**Record list**
— Begin —

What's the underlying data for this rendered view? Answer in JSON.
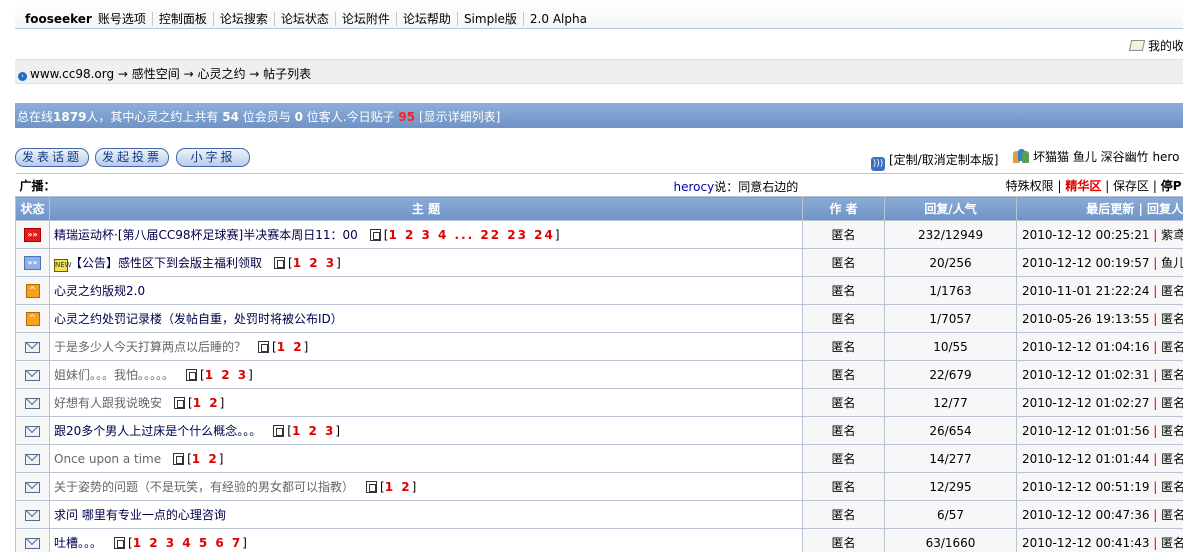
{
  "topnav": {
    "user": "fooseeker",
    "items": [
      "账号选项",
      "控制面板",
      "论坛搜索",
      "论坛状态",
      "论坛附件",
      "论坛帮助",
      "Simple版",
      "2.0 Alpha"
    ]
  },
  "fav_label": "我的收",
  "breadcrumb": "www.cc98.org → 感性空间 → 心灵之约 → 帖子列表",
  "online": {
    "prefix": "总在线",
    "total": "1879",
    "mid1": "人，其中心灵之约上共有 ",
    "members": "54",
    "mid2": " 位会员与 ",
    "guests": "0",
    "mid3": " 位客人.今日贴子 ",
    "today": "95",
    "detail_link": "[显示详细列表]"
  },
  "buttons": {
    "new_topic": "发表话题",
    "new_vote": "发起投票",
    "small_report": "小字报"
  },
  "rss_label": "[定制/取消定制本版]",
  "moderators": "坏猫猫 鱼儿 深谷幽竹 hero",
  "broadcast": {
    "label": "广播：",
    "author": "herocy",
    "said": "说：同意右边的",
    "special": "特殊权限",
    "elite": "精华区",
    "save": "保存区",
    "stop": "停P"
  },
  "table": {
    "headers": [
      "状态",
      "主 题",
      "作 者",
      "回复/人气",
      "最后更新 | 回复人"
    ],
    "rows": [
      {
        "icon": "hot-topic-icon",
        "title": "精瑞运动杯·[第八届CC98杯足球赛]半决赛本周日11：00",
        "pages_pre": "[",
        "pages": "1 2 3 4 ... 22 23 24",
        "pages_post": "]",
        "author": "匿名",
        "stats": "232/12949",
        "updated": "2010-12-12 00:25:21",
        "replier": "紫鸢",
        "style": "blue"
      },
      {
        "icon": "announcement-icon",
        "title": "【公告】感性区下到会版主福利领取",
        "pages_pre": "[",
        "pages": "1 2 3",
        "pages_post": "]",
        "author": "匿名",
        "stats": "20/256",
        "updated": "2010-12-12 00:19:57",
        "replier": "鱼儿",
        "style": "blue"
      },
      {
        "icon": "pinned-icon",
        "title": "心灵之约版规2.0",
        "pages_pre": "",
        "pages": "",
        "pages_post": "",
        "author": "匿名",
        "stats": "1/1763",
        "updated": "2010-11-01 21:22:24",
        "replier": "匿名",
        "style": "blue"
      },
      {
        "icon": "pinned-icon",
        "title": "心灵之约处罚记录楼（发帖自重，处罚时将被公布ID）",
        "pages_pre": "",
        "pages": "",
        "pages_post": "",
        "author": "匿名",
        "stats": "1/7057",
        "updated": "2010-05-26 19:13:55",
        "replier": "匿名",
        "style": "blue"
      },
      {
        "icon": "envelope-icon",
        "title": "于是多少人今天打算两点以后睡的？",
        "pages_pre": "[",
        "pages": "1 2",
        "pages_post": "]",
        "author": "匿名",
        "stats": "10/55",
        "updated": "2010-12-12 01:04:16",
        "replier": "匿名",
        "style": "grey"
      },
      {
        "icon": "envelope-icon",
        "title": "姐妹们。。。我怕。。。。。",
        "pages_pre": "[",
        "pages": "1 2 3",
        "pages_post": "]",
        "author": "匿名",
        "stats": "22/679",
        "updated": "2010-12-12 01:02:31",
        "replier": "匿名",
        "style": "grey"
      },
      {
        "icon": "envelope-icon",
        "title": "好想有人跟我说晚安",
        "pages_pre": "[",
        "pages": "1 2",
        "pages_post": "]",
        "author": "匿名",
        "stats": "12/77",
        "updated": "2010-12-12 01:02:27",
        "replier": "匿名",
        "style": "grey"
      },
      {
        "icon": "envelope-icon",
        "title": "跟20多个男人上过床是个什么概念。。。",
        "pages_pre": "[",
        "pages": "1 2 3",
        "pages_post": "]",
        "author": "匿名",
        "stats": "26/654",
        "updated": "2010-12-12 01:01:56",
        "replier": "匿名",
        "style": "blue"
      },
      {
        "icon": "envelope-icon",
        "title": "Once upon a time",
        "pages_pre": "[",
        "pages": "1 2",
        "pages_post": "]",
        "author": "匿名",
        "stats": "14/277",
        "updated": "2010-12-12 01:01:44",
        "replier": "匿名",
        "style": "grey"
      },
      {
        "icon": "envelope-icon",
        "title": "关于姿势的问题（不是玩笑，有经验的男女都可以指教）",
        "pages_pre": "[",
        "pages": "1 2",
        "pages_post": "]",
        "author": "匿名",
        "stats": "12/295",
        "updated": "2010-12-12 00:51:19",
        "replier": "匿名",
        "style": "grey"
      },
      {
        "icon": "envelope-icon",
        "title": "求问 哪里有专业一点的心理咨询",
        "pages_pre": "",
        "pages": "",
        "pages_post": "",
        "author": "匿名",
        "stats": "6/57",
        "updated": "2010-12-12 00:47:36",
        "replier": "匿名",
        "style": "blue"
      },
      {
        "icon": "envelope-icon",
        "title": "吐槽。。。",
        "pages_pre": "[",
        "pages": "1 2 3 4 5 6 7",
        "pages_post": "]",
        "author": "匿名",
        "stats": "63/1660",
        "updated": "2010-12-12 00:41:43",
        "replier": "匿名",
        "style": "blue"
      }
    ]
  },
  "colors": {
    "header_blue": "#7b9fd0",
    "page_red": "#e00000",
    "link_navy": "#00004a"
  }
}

— End —

**Request**
Pull out the lines above in which the word "stats" appears.

**Correct response**
        "stats": "232/12949",
        "stats": "20/256",
        "stats": "1/1763",
        "stats": "1/7057",
        "stats": "10/55",
        "stats": "22/679",
        "stats": "12/77",
        "stats": "26/654",
        "stats": "14/277",
        "stats": "12/295",
        "stats": "6/57",
        "stats": "63/1660",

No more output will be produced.